• [Given instruction]
For the listing below, give the count of lines containing "Diagnostic", and no other text.

begin Dataset extract

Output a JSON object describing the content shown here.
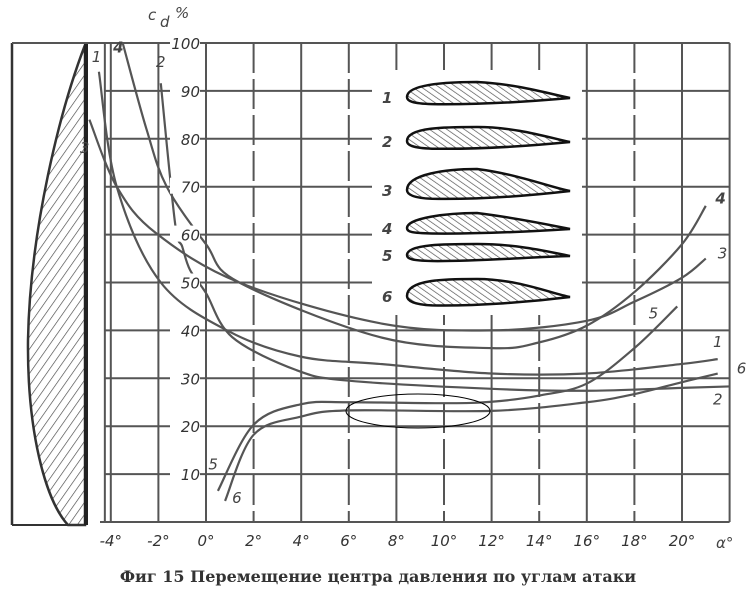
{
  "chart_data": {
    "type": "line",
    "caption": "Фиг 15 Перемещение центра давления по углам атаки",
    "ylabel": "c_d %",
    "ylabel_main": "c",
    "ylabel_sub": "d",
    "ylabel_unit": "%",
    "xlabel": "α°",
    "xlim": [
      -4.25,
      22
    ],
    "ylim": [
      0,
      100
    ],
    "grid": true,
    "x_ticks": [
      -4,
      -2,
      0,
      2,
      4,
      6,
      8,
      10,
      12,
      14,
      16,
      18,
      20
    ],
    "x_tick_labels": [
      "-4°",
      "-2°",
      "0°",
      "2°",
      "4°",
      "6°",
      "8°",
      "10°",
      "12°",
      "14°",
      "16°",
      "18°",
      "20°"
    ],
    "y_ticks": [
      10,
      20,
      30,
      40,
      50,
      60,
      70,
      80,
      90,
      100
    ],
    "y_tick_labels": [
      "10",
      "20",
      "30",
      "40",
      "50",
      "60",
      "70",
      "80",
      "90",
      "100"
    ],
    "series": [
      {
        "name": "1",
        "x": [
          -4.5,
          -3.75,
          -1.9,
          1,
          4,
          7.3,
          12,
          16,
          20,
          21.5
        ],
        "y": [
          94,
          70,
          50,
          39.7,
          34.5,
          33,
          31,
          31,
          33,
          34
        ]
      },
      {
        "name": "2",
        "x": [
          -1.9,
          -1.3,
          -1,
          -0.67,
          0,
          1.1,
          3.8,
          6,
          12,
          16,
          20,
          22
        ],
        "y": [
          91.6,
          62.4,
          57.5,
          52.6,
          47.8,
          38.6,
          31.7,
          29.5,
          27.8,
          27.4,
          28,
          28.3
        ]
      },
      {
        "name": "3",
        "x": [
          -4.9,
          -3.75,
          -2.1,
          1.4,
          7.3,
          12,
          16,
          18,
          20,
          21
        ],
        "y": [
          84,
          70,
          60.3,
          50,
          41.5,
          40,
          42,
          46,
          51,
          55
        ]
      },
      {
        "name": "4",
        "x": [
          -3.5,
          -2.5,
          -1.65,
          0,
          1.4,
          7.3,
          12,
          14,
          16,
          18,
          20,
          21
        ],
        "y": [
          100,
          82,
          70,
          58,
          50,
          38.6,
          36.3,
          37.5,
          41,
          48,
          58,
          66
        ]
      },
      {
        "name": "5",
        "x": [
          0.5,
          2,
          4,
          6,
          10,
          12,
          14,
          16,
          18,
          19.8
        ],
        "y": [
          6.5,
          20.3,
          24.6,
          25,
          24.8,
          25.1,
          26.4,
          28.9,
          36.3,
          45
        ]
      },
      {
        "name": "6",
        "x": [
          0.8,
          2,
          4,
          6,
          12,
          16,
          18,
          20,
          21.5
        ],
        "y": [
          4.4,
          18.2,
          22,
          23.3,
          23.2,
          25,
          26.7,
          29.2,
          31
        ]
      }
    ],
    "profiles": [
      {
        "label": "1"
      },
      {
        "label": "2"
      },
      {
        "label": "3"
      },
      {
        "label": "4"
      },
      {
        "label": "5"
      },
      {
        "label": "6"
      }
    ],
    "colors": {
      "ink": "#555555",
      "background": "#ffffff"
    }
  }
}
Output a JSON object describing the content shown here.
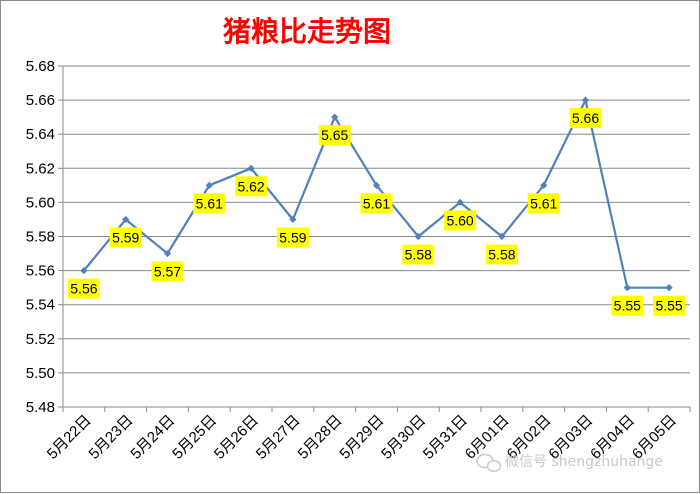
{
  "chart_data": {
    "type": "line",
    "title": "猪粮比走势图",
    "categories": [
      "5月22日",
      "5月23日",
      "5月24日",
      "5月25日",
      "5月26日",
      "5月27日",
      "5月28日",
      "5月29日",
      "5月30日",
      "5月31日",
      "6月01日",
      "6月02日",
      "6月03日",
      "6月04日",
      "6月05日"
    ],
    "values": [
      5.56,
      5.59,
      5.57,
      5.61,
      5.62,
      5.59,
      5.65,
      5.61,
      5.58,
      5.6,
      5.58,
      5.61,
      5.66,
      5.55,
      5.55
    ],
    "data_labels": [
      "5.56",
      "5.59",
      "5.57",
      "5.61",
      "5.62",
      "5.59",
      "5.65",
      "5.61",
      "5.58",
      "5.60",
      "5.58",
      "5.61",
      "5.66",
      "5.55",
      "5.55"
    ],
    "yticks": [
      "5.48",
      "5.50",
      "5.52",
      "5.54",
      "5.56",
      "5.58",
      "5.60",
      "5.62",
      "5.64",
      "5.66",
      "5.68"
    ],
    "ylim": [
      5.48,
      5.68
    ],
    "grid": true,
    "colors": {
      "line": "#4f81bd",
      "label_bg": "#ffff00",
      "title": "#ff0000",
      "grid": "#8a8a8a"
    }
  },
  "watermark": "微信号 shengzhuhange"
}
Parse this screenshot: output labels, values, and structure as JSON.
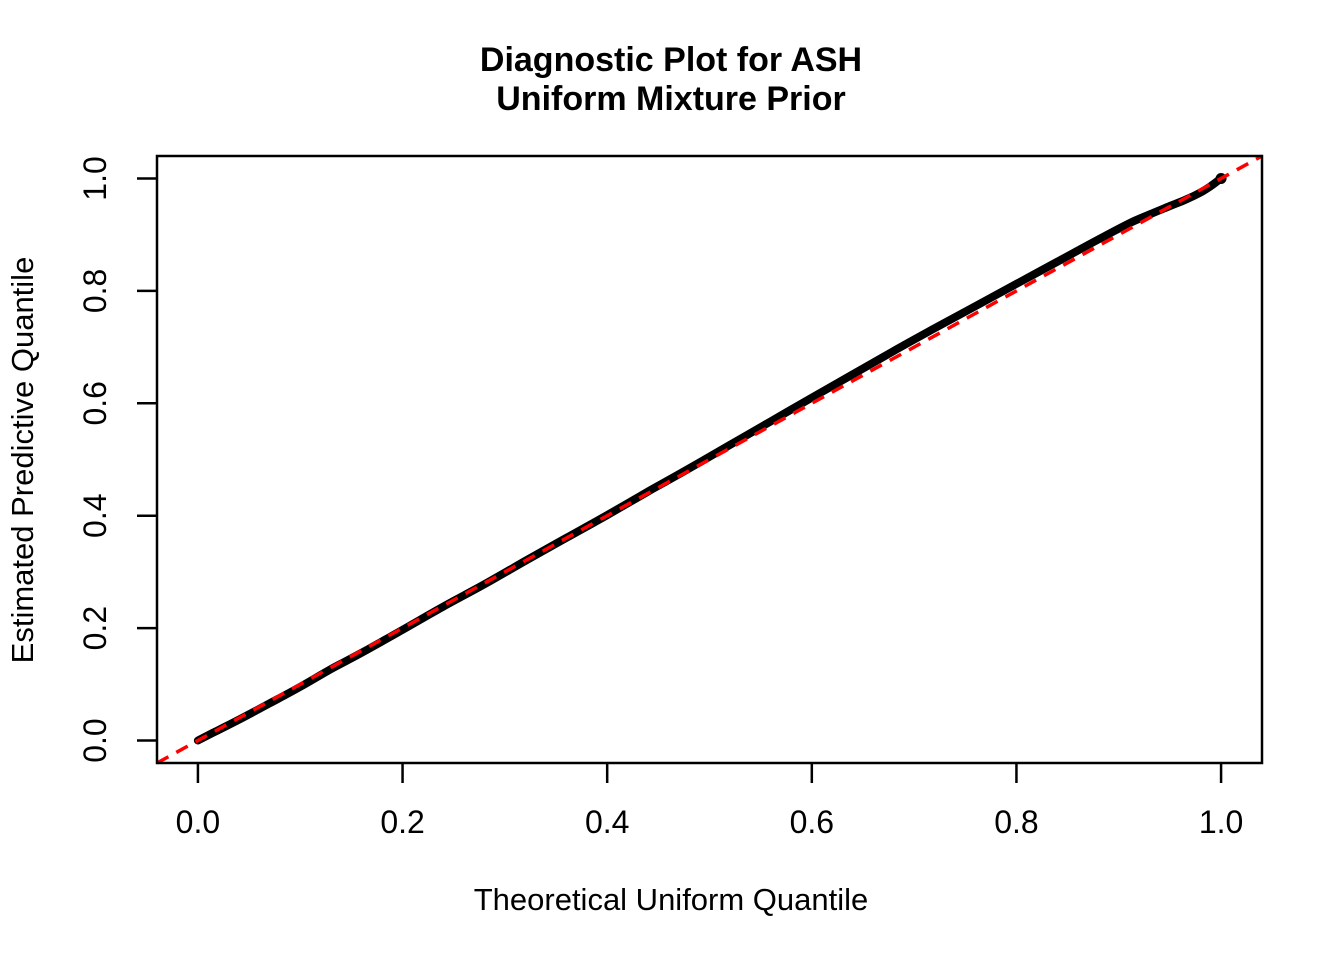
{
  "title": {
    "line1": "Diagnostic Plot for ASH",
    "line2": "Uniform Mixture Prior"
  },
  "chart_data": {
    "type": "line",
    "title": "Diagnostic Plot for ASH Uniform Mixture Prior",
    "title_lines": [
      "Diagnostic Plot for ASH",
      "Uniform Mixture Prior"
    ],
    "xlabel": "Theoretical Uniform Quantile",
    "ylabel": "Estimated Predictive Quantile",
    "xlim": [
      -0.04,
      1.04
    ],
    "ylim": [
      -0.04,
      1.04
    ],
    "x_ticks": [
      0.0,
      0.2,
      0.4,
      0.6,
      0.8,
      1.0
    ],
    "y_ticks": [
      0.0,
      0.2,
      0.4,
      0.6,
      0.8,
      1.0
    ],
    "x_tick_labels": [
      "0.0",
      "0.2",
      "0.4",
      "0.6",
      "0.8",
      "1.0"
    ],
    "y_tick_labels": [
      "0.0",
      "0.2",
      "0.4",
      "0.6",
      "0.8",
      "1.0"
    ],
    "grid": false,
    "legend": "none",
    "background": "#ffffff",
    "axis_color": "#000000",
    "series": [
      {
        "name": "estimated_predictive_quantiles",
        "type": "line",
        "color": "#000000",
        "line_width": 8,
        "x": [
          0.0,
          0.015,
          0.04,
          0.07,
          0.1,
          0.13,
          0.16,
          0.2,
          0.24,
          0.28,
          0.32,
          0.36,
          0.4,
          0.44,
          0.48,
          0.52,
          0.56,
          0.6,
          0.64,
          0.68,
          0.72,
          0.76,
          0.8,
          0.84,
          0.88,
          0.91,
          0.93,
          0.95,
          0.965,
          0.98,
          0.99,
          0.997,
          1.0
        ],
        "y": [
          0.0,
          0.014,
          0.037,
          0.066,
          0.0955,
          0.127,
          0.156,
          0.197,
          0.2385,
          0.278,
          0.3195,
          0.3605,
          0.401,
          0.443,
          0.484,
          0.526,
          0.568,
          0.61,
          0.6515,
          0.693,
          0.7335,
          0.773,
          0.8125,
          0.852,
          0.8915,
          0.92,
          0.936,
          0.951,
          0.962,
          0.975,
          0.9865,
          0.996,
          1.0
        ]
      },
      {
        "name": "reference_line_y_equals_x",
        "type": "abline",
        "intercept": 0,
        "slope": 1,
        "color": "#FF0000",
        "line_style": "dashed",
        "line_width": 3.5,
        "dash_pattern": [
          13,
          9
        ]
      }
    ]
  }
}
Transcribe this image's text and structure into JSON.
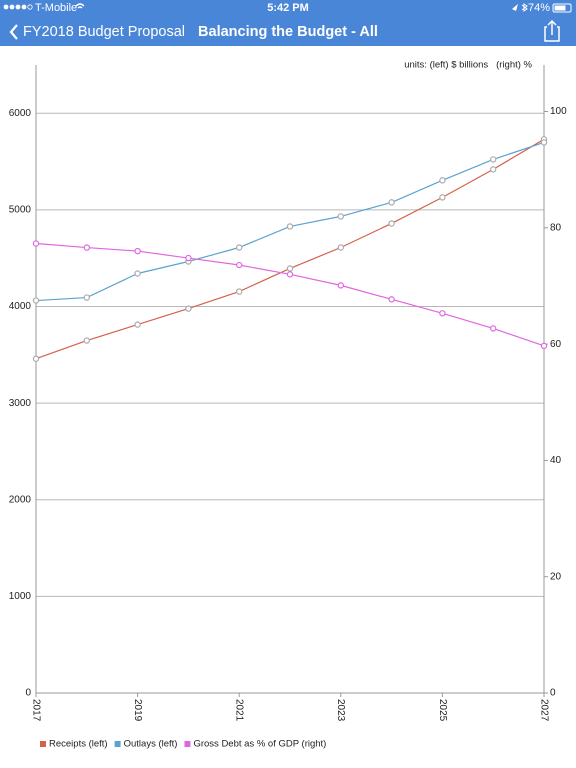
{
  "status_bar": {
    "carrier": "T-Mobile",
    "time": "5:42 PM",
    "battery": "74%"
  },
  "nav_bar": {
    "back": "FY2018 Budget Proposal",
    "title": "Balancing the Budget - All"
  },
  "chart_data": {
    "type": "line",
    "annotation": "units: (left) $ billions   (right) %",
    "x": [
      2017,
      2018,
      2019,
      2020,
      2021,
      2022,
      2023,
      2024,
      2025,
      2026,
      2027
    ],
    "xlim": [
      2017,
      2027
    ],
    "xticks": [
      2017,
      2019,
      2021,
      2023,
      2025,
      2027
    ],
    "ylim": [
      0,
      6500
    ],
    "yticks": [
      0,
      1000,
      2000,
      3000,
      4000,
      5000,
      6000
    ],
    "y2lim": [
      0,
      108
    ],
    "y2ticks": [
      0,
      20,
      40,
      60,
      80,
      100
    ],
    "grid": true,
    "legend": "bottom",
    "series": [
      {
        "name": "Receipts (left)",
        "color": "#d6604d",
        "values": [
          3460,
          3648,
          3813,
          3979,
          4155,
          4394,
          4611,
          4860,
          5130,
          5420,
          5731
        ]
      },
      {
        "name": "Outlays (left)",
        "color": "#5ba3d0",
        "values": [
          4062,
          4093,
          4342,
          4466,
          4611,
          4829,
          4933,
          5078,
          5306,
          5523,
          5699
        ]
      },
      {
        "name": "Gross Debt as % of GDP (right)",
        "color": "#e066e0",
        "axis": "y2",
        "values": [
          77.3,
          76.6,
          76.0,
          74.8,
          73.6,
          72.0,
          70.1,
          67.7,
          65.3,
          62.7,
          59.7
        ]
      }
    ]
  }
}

end Dataset extract

• [Correct response]
3